YOUR OBJECTIVE: Omit the pictures, then write out every entry exactly as it reads.

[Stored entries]
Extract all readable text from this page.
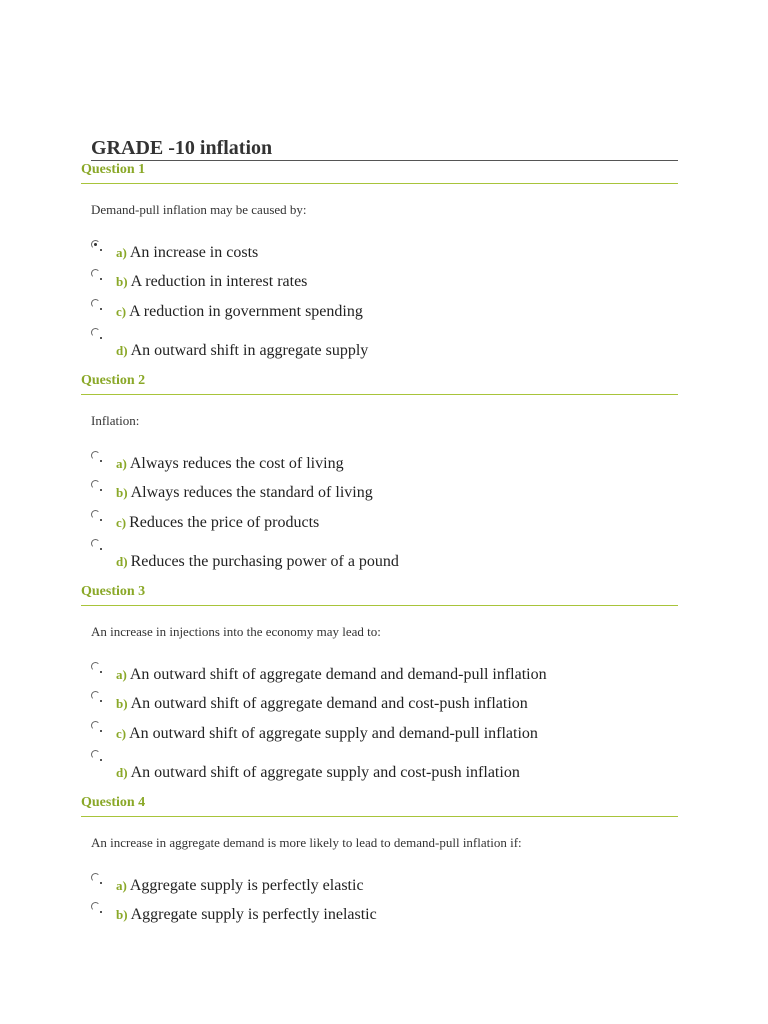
GRADE -10 inflation
Question 1
Demand-pull inflation may be caused by:
a) An increase in costs
b) A reduction in interest rates
c) A reduction in government spending
d) An outward shift in aggregate supply
Question 2
Inflation:
a) Always reduces the cost of living
b) Always reduces the standard of living
c) Reduces the price of products
d) Reduces the purchasing power of a pound
Question 3
An increase in injections into the economy may lead to:
a) An outward shift of aggregate demand and demand-pull inflation
b) An outward shift of aggregate demand and cost-push inflation
c) An outward shift of aggregate supply and demand-pull inflation
d) An outward shift of aggregate supply and cost-push inflation
Question 4
An increase in aggregate demand is more likely to lead to demand-pull inflation if:
a) Aggregate supply is perfectly elastic
b) Aggregate supply is perfectly inelastic
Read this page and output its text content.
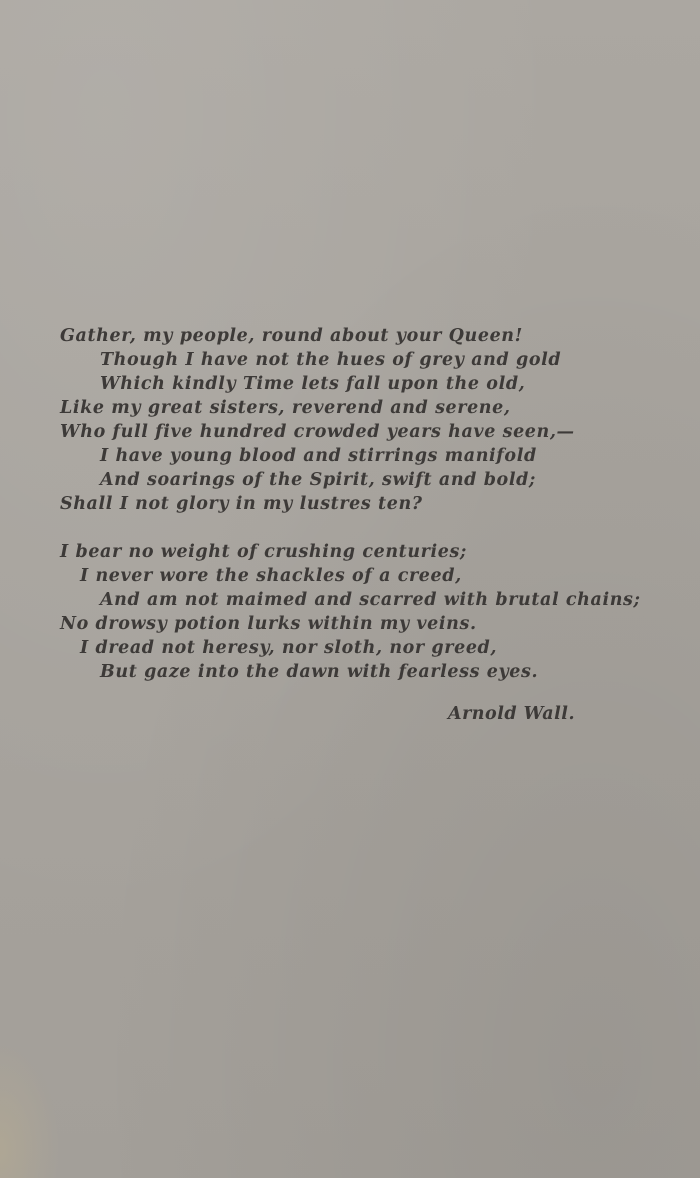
Gather, my people, round about your Queen!
Though I have not the hues of grey and gold
Which kindly Time lets fall upon the old,
Like my great sisters, reverend and serene,
Who full five hundred crowded years have seen,—
I have young blood and stirrings manifold
And soarings of the Spirit, swift and bold;
Shall I not glory in my lustres ten?
I bear no weight of crushing centuries;
I never wore the shackles of a creed,
And am not maimed and scarred with brutal chains;
No drowsy potion lurks within my veins.
I dread not heresy, nor sloth, nor greed,
But gaze into the dawn with fearless eyes.
Arnold Wall.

WRITTEN REPLY:
Extract all readable text from this page.
GRADE -10 inflation
Question 1
Demand-pull inflation may be caused by:
a) An increase in costs
b) A reduction in interest rates
c) A reduction in government spending
d) An outward shift in aggregate supply
Question 2
Inflation:
a) Always reduces the cost of living
b) Always reduces the standard of living
c) Reduces the price of products
d) Reduces the purchasing power of a pound
Question 3
An increase in injections into the economy may lead to:
a) An outward shift of aggregate demand and demand-pull inflation
b) An outward shift of aggregate demand and cost-push inflation
c) An outward shift of aggregate supply and demand-pull inflation
d) An outward shift of aggregate supply and cost-push inflation
Question 4
An increase in aggregate demand is more likely to lead to demand-pull inflation if:
a) Aggregate supply is perfectly elastic
b) Aggregate supply is perfectly inelastic
Read this page and output its text content.
Gather, my people, round about your Queen!
Though I have not the hues of grey and gold
Which kindly Time lets fall upon the old,
Like my great sisters, reverend and serene,
Who full five hundred crowded years have seen,—
I have young blood and stirrings manifold
And soarings of the Spirit, swift and bold;
Shall I not glory in my lustres ten?
I bear no weight of crushing centuries;
I never wore the shackles of a creed,
And am not maimed and scarred with brutal chains;
No drowsy potion lurks within my veins.
I dread not heresy, nor sloth, nor greed,
But gaze into the dawn with fearless eyes.
Arnold Wall.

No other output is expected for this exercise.